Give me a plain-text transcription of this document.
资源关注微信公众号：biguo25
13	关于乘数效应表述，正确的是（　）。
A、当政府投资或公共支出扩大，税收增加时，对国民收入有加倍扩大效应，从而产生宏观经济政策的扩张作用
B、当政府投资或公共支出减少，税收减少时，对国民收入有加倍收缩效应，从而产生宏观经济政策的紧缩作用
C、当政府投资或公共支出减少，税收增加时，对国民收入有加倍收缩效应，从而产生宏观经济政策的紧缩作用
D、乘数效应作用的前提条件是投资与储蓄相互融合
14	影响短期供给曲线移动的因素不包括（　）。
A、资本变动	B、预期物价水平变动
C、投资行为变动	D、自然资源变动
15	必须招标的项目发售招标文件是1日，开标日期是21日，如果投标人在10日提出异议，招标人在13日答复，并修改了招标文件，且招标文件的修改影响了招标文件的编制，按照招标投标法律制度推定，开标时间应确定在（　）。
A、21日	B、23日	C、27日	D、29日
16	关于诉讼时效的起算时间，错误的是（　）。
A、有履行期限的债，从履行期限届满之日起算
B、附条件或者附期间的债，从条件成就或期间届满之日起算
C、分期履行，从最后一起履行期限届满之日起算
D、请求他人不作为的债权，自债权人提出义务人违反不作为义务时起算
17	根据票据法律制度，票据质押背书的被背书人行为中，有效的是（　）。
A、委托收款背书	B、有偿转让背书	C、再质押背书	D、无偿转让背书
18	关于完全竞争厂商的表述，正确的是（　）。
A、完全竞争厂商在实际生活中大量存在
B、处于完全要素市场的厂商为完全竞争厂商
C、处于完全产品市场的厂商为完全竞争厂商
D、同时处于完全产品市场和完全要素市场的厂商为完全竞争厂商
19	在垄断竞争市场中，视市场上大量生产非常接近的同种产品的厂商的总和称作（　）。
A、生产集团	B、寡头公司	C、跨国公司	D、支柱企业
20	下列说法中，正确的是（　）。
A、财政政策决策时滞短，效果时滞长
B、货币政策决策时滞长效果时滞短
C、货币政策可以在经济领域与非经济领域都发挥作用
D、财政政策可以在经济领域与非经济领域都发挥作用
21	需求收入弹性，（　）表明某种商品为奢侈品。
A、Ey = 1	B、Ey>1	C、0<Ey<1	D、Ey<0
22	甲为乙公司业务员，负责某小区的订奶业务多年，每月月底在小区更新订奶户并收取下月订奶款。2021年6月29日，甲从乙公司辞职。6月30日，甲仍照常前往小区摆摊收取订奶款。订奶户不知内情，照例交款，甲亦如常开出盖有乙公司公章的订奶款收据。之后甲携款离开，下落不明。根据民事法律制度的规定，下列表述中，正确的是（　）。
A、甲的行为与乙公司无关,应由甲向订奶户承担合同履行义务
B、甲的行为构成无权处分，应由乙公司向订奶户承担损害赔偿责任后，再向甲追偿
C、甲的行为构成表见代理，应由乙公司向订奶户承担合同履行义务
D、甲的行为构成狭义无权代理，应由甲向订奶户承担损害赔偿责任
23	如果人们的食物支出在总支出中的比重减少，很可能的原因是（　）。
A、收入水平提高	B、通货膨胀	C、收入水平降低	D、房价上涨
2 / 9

○ ○ ○

◆ **Instruction**:
Scan the data above; copy every line where "税收增加时" appears.

◆ **Full answer**:
A、当政府投资或公共支出扩大，税收增加时，对国民收入有加倍扩大效应，从而产生宏观经济政策的扩张作用
C、当政府投资或公共支出减少，税收增加时，对国民收入有加倍收缩效应，从而产生宏观经济政策的紧缩作用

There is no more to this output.